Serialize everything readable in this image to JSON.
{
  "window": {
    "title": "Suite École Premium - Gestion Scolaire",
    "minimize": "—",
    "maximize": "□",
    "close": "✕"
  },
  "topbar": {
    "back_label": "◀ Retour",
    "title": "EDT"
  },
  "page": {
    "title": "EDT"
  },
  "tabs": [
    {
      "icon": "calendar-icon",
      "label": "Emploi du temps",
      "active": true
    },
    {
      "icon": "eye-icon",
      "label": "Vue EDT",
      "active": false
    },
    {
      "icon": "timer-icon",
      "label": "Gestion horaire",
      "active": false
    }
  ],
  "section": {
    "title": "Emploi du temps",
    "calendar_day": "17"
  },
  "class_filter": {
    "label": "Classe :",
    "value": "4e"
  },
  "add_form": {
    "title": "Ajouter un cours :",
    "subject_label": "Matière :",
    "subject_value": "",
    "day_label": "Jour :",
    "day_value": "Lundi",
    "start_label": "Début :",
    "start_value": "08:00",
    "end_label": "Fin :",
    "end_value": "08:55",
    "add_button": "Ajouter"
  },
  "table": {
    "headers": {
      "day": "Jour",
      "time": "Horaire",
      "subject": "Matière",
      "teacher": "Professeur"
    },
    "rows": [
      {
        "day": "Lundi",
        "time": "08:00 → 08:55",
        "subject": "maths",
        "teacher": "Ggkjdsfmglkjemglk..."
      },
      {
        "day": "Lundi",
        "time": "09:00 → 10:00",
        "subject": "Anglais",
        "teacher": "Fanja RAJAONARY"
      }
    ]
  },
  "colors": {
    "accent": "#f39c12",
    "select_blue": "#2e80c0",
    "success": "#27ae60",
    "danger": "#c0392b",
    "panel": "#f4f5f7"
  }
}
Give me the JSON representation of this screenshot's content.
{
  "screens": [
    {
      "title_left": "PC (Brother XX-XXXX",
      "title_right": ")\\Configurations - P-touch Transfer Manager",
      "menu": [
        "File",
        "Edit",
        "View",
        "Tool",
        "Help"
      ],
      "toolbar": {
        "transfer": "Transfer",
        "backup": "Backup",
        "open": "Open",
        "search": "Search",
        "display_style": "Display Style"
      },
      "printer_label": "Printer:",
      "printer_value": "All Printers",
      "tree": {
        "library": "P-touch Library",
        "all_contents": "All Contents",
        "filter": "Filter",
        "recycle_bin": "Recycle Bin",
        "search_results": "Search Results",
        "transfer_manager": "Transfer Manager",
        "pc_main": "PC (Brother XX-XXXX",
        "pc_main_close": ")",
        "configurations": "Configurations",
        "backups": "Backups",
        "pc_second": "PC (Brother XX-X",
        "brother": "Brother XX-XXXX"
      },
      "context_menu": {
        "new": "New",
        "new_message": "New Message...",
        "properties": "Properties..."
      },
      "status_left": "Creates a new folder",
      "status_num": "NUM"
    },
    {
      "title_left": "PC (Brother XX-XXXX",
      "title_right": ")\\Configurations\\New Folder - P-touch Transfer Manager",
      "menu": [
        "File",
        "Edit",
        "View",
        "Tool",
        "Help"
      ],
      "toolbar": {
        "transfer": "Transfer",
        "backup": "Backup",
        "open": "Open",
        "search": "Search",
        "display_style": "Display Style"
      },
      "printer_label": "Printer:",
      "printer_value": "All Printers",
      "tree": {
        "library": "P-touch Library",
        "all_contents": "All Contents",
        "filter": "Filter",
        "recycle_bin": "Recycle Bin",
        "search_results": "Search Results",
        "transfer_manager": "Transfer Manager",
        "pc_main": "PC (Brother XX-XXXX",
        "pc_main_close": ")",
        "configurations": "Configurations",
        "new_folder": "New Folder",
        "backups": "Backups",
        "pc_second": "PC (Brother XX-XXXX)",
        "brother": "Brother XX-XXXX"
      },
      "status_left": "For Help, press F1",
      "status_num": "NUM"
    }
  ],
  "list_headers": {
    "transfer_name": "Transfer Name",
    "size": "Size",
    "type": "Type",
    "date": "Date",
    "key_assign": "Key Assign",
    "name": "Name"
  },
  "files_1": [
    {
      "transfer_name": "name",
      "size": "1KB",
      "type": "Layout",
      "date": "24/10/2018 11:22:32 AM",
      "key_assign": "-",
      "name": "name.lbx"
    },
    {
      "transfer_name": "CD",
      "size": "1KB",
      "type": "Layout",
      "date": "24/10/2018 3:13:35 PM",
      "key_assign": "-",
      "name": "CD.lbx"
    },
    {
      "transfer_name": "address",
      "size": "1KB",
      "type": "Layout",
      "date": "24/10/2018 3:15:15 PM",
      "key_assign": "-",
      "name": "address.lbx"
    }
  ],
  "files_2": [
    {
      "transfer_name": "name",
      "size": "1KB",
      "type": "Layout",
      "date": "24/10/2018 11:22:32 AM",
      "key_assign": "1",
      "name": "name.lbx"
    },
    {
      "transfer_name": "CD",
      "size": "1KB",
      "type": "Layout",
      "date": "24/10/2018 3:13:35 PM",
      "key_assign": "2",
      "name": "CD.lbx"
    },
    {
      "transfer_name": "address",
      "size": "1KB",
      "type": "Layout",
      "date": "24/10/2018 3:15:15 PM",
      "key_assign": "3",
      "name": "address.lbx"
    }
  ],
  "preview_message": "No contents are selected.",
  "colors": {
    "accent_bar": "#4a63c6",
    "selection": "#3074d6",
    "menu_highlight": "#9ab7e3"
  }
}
+++
## Problem to solve
Copy all the records above exactly, missing none.

## Solution for this problem
Serialize everything readable in this image to JSON.
{
  "window": {
    "title": "Suite École Premium - Gestion Scolaire",
    "minimize": "—",
    "maximize": "□",
    "close": "✕"
  },
  "topbar": {
    "back_label": "◀ Retour",
    "title": "EDT"
  },
  "page": {
    "title": "EDT"
  },
  "tabs": [
    {
      "icon": "calendar-icon",
      "label": "Emploi du temps",
      "active": true
    },
    {
      "icon": "eye-icon",
      "label": "Vue EDT",
      "active": false
    },
    {
      "icon": "timer-icon",
      "label": "Gestion horaire",
      "active": false
    }
  ],
  "section": {
    "title": "Emploi du temps",
    "calendar_day": "17"
  },
  "class_filter": {
    "label": "Classe :",
    "value": "4e"
  },
  "add_form": {
    "title": "Ajouter un cours :",
    "subject_label": "Matière :",
    "subject_value": "",
    "day_label": "Jour :",
    "day_value": "Lundi",
    "start_label": "Début :",
    "start_value": "08:00",
    "end_label": "Fin :",
    "end_value": "08:55",
    "add_button": "Ajouter"
  },
  "table": {
    "headers": {
      "day": "Jour",
      "time": "Horaire",
      "subject": "Matière",
      "teacher": "Professeur"
    },
    "rows": [
      {
        "day": "Lundi",
        "time": "08:00 → 08:55",
        "subject": "maths",
        "teacher": "Ggkjdsfmglkjemglk..."
      },
      {
        "day": "Lundi",
        "time": "09:00 → 10:00",
        "subject": "Anglais",
        "teacher": "Fanja RAJAONARY"
      }
    ]
  },
  "colors": {
    "accent": "#f39c12",
    "select_blue": "#2e80c0",
    "success": "#27ae60",
    "danger": "#c0392b",
    "panel": "#f4f5f7"
  }
}
Give me the JSON representation of this screenshot's content.
{
  "screens": [
    {
      "title_left": "PC (Brother XX-XXXX",
      "title_right": ")\\Configurations - P-touch Transfer Manager",
      "menu": [
        "File",
        "Edit",
        "View",
        "Tool",
        "Help"
      ],
      "toolbar": {
        "transfer": "Transfer",
        "backup": "Backup",
        "open": "Open",
        "search": "Search",
        "display_style": "Display Style"
      },
      "printer_label": "Printer:",
      "printer_value": "All Printers",
      "tree": {
        "library": "P-touch Library",
        "all_contents": "All Contents",
        "filter": "Filter",
        "recycle_bin": "Recycle Bin",
        "search_results": "Search Results",
        "transfer_manager": "Transfer Manager",
        "pc_main": "PC (Brother XX-XXXX",
        "pc_main_close": ")",
        "configurations": "Configurations",
        "backups": "Backups",
        "pc_second": "PC (Brother XX-X",
        "brother": "Brother XX-XXXX"
      },
      "context_menu": {
        "new": "New",
        "new_message": "New Message...",
        "properties": "Properties..."
      },
      "status_left": "Creates a new folder",
      "status_num": "NUM"
    },
    {
      "title_left": "PC (Brother XX-XXXX",
      "title_right": ")\\Configurations\\New Folder - P-touch Transfer Manager",
      "menu": [
        "File",
        "Edit",
        "View",
        "Tool",
        "Help"
      ],
      "toolbar": {
        "transfer": "Transfer",
        "backup": "Backup",
        "open": "Open",
        "search": "Search",
        "display_style": "Display Style"
      },
      "printer_label": "Printer:",
      "printer_value": "All Printers",
      "tree": {
        "library": "P-touch Library",
        "all_contents": "All Contents",
        "filter": "Filter",
        "recycle_bin": "Recycle Bin",
        "search_results": "Search Results",
        "transfer_manager": "Transfer Manager",
        "pc_main": "PC (Brother XX-XXXX",
        "pc_main_close": ")",
        "configurations": "Configurations",
        "new_folder": "New Folder",
        "backups": "Backups",
        "pc_second": "PC (Brother XX-XXXX)",
        "brother": "Brother XX-XXXX"
      },
      "status_left": "For Help, press F1",
      "status_num": "NUM"
    }
  ],
  "list_headers": {
    "transfer_name": "Transfer Name",
    "size": "Size",
    "type": "Type",
    "date": "Date",
    "key_assign": "Key Assign",
    "name": "Name"
  },
  "files_1": [
    {
      "transfer_name": "name",
      "size": "1KB",
      "type": "Layout",
      "date": "24/10/2018 11:22:32 AM",
      "key_assign": "-",
      "name": "name.lbx"
    },
    {
      "transfer_name": "CD",
      "size": "1KB",
      "type": "Layout",
      "date": "24/10/2018 3:13:35 PM",
      "key_assign": "-",
      "name": "CD.lbx"
    },
    {
      "transfer_name": "address",
      "size": "1KB",
      "type": "Layout",
      "date": "24/10/2018 3:15:15 PM",
      "key_assign": "-",
      "name": "address.lbx"
    }
  ],
  "files_2": [
    {
      "transfer_name": "name",
      "size": "1KB",
      "type": "Layout",
      "date": "24/10/2018 11:22:32 AM",
      "key_assign": "1",
      "name": "name.lbx"
    },
    {
      "transfer_name": "CD",
      "size": "1KB",
      "type": "Layout",
      "date": "24/10/2018 3:13:35 PM",
      "key_assign": "2",
      "name": "CD.lbx"
    },
    {
      "transfer_name": "address",
      "size": "1KB",
      "type": "Layout",
      "date": "24/10/2018 3:15:15 PM",
      "key_assign": "3",
      "name": "address.lbx"
    }
  ],
  "preview_message": "No contents are selected.",
  "colors": {
    "accent_bar": "#4a63c6",
    "selection": "#3074d6",
    "menu_highlight": "#9ab7e3"
  }
}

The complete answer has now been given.